** START OF Rows **
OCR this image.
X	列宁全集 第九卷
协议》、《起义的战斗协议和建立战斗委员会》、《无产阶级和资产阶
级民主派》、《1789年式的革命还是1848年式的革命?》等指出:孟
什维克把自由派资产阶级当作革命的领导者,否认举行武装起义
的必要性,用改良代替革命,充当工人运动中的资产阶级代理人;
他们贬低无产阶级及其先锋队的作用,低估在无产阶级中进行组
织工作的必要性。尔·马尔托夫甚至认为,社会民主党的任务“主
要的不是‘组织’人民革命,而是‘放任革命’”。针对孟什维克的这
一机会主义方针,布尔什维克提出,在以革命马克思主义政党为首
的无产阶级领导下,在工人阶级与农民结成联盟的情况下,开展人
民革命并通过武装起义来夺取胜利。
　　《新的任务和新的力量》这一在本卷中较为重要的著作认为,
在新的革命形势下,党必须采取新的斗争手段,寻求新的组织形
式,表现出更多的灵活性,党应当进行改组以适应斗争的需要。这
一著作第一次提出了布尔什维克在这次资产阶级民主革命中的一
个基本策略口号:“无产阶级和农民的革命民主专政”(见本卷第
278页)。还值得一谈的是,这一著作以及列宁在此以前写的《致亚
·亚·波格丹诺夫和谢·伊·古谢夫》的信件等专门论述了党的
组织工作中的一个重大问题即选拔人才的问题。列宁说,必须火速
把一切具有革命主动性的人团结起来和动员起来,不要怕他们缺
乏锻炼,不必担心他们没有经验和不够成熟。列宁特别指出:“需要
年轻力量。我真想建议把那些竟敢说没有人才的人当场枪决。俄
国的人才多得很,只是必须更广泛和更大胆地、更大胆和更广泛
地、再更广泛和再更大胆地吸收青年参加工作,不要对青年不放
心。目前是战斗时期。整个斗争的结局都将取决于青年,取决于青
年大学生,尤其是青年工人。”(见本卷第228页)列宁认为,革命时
** END OF Rows **
## Task requirements
Return all of the entries exactly as they were supplied.

## Correct answer
OCR this image.
X	列宁全集 第九卷
协议》、《起义的战斗协议和建立战斗委员会》、《无产阶级和资产阶
级民主派》、《1789年式的革命还是1848年式的革命?》等指出:孟
什维克把自由派资产阶级当作革命的领导者,否认举行武装起义
的必要性,用改良代替革命,充当工人运动中的资产阶级代理人;
他们贬低无产阶级及其先锋队的作用,低估在无产阶级中进行组
织工作的必要性。尔·马尔托夫甚至认为,社会民主党的任务“主
要的不是‘组织’人民革命,而是‘放任革命’”。针对孟什维克的这
一机会主义方针,布尔什维克提出,在以革命马克思主义政党为首
的无产阶级领导下,在工人阶级与农民结成联盟的情况下,开展人
民革命并通过武装起义来夺取胜利。
　　《新的任务和新的力量》这一在本卷中较为重要的著作认为,
在新的革命形势下,党必须采取新的斗争手段,寻求新的组织形
式,表现出更多的灵活性,党应当进行改组以适应斗争的需要。这
一著作第一次提出了布尔什维克在这次资产阶级民主革命中的一
个基本策略口号:“无产阶级和农民的革命民主专政”(见本卷第
278页)。还值得一谈的是,这一著作以及列宁在此以前写的《致亚
·亚·波格丹诺夫和谢·伊·古谢夫》的信件等专门论述了党的
组织工作中的一个重大问题即选拔人才的问题。列宁说,必须火速
把一切具有革命主动性的人团结起来和动员起来,不要怕他们缺
乏锻炼,不必担心他们没有经验和不够成熟。列宁特别指出:“需要
年轻力量。我真想建议把那些竟敢说没有人才的人当场枪决。俄
国的人才多得很,只是必须更广泛和更大胆地、更大胆和更广泛
地、再更广泛和再更大胆地吸收青年参加工作,不要对青年不放
心。目前是战斗时期。整个斗争的结局都将取决于青年,取决于青
年大学生,尤其是青年工人。”(见本卷第228页)列宁认为,革命时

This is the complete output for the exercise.